> _ENTRIES_
•••••
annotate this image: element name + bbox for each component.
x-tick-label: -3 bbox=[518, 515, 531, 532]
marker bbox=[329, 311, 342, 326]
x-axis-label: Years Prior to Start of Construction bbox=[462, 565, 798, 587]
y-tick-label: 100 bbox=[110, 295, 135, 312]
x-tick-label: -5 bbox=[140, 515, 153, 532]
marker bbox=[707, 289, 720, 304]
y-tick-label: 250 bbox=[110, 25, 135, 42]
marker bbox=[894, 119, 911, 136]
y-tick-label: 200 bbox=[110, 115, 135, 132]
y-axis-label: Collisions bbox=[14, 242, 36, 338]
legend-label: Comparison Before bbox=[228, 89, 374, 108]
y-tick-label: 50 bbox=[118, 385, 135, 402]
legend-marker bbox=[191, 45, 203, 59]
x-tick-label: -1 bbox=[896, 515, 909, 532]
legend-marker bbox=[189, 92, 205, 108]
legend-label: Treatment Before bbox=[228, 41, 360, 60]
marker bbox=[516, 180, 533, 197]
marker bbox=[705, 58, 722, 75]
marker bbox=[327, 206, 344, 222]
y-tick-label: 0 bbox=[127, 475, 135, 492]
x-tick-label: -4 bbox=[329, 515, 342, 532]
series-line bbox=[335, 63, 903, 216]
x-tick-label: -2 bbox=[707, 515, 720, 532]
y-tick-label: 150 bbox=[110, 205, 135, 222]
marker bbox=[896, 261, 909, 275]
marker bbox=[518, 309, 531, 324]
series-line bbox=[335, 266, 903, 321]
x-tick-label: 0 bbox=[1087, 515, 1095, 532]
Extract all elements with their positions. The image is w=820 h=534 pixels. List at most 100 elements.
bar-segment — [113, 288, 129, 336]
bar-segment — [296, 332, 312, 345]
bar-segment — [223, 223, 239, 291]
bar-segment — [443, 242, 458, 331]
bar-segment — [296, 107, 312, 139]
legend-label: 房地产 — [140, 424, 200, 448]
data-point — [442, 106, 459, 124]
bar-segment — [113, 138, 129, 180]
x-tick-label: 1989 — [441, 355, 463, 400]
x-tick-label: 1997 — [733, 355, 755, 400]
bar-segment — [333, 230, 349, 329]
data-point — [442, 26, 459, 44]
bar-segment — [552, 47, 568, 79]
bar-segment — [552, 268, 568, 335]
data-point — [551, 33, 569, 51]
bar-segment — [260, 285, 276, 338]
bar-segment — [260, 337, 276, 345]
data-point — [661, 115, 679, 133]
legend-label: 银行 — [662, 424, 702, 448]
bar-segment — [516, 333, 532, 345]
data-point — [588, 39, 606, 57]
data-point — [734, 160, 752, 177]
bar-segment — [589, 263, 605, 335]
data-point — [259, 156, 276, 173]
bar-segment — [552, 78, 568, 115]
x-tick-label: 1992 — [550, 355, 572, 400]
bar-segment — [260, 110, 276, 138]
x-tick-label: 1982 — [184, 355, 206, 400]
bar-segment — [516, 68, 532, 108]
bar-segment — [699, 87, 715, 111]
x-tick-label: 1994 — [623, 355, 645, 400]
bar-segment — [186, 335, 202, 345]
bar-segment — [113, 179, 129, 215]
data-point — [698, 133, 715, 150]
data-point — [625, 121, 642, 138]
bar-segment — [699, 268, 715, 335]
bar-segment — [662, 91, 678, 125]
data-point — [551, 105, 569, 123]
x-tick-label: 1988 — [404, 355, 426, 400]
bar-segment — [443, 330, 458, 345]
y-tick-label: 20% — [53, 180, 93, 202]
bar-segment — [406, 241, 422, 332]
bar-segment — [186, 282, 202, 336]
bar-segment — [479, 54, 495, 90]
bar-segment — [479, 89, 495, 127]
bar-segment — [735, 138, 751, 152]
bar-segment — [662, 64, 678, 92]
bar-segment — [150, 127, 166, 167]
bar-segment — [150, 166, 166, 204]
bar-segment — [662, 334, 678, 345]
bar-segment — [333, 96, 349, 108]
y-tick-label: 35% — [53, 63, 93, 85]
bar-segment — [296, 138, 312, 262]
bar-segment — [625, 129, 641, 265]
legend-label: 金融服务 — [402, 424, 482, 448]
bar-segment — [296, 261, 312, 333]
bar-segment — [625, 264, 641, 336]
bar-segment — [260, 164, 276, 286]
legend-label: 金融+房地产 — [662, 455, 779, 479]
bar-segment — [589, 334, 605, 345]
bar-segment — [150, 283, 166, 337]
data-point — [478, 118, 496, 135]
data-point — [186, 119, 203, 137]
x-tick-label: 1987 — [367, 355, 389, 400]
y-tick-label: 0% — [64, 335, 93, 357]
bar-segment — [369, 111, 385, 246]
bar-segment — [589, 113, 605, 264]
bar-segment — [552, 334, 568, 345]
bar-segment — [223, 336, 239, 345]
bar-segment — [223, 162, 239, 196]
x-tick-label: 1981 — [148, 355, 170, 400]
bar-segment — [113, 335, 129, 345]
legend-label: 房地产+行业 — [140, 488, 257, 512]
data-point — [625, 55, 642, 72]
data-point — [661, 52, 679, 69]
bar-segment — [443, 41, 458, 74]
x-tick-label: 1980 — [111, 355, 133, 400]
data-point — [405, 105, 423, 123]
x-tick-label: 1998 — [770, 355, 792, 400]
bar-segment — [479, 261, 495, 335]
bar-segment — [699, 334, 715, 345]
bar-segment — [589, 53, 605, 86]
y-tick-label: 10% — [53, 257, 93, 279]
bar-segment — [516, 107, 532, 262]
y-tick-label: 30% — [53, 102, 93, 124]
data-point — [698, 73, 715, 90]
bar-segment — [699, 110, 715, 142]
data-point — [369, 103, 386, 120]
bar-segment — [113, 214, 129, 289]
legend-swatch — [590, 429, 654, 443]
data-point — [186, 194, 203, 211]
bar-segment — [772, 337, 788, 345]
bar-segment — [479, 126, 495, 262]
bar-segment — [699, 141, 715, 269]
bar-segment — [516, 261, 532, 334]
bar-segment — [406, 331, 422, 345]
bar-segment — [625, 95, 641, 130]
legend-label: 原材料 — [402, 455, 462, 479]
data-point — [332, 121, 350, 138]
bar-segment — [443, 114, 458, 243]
•••••
> _INSTRUCTIONS FOR THE TASK_
Can you give all of the data above again, swapping every "bar-segment" for "stacked-bar" and keeping everything else unchanged?

> _FULL SOLUTION_
annotate this image: element name + bbox for each component.
x-tick-label: -3 bbox=[518, 515, 531, 532]
marker bbox=[329, 311, 342, 326]
x-axis-label: Years Prior to Start of Construction bbox=[462, 565, 798, 587]
y-tick-label: 100 bbox=[110, 295, 135, 312]
x-tick-label: -5 bbox=[140, 515, 153, 532]
marker bbox=[707, 289, 720, 304]
y-tick-label: 250 bbox=[110, 25, 135, 42]
marker bbox=[894, 119, 911, 136]
y-tick-label: 200 bbox=[110, 115, 135, 132]
y-axis-label: Collisions bbox=[14, 242, 36, 338]
legend-label: Comparison Before bbox=[228, 89, 374, 108]
y-tick-label: 50 bbox=[118, 385, 135, 402]
legend-marker bbox=[191, 45, 203, 59]
x-tick-label: -1 bbox=[896, 515, 909, 532]
legend-marker bbox=[189, 92, 205, 108]
legend-label: Treatment Before bbox=[228, 41, 360, 60]
marker bbox=[516, 180, 533, 197]
marker bbox=[705, 58, 722, 75]
marker bbox=[327, 206, 344, 222]
y-tick-label: 0 bbox=[127, 475, 135, 492]
x-tick-label: -4 bbox=[329, 515, 342, 532]
series-line bbox=[335, 63, 903, 216]
x-tick-label: -2 bbox=[707, 515, 720, 532]
y-tick-label: 150 bbox=[110, 205, 135, 222]
marker bbox=[896, 261, 909, 275]
marker bbox=[518, 309, 531, 324]
series-line bbox=[335, 266, 903, 321]
x-tick-label: 0 bbox=[1087, 515, 1095, 532]
Extract all elements with their positions. The image is w=820 h=534 pixels. List at most 100 elements.
stacked-bar — [113, 288, 129, 336]
stacked-bar — [296, 332, 312, 345]
stacked-bar — [223, 223, 239, 291]
stacked-bar — [443, 242, 458, 331]
stacked-bar — [296, 107, 312, 139]
legend-label: 房地产 — [140, 424, 200, 448]
data-point — [442, 106, 459, 124]
stacked-bar — [113, 138, 129, 180]
x-tick-label: 1989 — [441, 355, 463, 400]
x-tick-label: 1997 — [733, 355, 755, 400]
stacked-bar — [333, 230, 349, 329]
data-point — [442, 26, 459, 44]
stacked-bar — [552, 47, 568, 79]
stacked-bar — [552, 268, 568, 335]
data-point — [551, 33, 569, 51]
stacked-bar — [260, 285, 276, 338]
stacked-bar — [260, 337, 276, 345]
data-point — [661, 115, 679, 133]
legend-label: 银行 — [662, 424, 702, 448]
stacked-bar — [516, 333, 532, 345]
data-point — [588, 39, 606, 57]
data-point — [734, 160, 752, 177]
stacked-bar — [589, 263, 605, 335]
data-point — [259, 156, 276, 173]
stacked-bar — [552, 78, 568, 115]
x-tick-label: 1992 — [550, 355, 572, 400]
stacked-bar — [260, 110, 276, 138]
x-tick-label: 1982 — [184, 355, 206, 400]
stacked-bar — [516, 68, 532, 108]
stacked-bar — [699, 87, 715, 111]
x-tick-label: 1994 — [623, 355, 645, 400]
stacked-bar — [186, 335, 202, 345]
stacked-bar — [113, 179, 129, 215]
data-point — [698, 133, 715, 150]
data-point — [625, 121, 642, 138]
stacked-bar — [699, 268, 715, 335]
stacked-bar — [662, 91, 678, 125]
data-point — [551, 105, 569, 123]
x-tick-label: 1988 — [404, 355, 426, 400]
stacked-bar — [443, 330, 458, 345]
y-tick-label: 20% — [53, 180, 93, 202]
stacked-bar — [406, 241, 422, 332]
stacked-bar — [186, 282, 202, 336]
stacked-bar — [479, 54, 495, 90]
stacked-bar — [479, 89, 495, 127]
stacked-bar — [735, 138, 751, 152]
stacked-bar — [662, 64, 678, 92]
stacked-bar — [150, 127, 166, 167]
stacked-bar — [150, 166, 166, 204]
stacked-bar — [662, 334, 678, 345]
stacked-bar — [333, 96, 349, 108]
y-tick-label: 35% — [53, 63, 93, 85]
stacked-bar — [296, 138, 312, 262]
stacked-bar — [625, 129, 641, 265]
legend-label: 金融服务 — [402, 424, 482, 448]
stacked-bar — [296, 261, 312, 333]
stacked-bar — [625, 264, 641, 336]
stacked-bar — [260, 164, 276, 286]
legend-label: 金融+房地产 — [662, 455, 779, 479]
stacked-bar — [589, 334, 605, 345]
stacked-bar — [150, 283, 166, 337]
data-point — [478, 118, 496, 135]
data-point — [186, 119, 203, 137]
x-tick-label: 1987 — [367, 355, 389, 400]
y-tick-label: 0% — [64, 335, 93, 357]
stacked-bar — [369, 111, 385, 246]
stacked-bar — [589, 113, 605, 264]
stacked-bar — [552, 334, 568, 345]
stacked-bar — [223, 336, 239, 345]
stacked-bar — [223, 162, 239, 196]
x-tick-label: 1981 — [148, 355, 170, 400]
stacked-bar — [113, 335, 129, 345]
legend-label: 房地产+行业 — [140, 488, 257, 512]
data-point — [625, 55, 642, 72]
data-point — [661, 52, 679, 69]
stacked-bar — [443, 41, 458, 74]
x-tick-label: 1980 — [111, 355, 133, 400]
data-point — [405, 105, 423, 123]
x-tick-label: 1998 — [770, 355, 792, 400]
stacked-bar — [479, 261, 495, 335]
stacked-bar — [699, 334, 715, 345]
stacked-bar — [589, 53, 605, 86]
y-tick-label: 10% — [53, 257, 93, 279]
stacked-bar — [516, 107, 532, 262]
y-tick-label: 30% — [53, 102, 93, 124]
data-point — [698, 73, 715, 90]
stacked-bar — [699, 110, 715, 142]
data-point — [369, 103, 386, 120]
stacked-bar — [113, 214, 129, 289]
legend-swatch — [590, 429, 654, 443]
data-point — [186, 194, 203, 211]
stacked-bar — [772, 337, 788, 345]
stacked-bar — [479, 126, 495, 262]
stacked-bar — [699, 141, 715, 269]
stacked-bar — [516, 261, 532, 334]
stacked-bar — [406, 331, 422, 345]
stacked-bar — [625, 95, 641, 130]
legend-label: 原材料 — [402, 455, 462, 479]
data-point — [332, 121, 350, 138]
stacked-bar — [443, 114, 458, 243]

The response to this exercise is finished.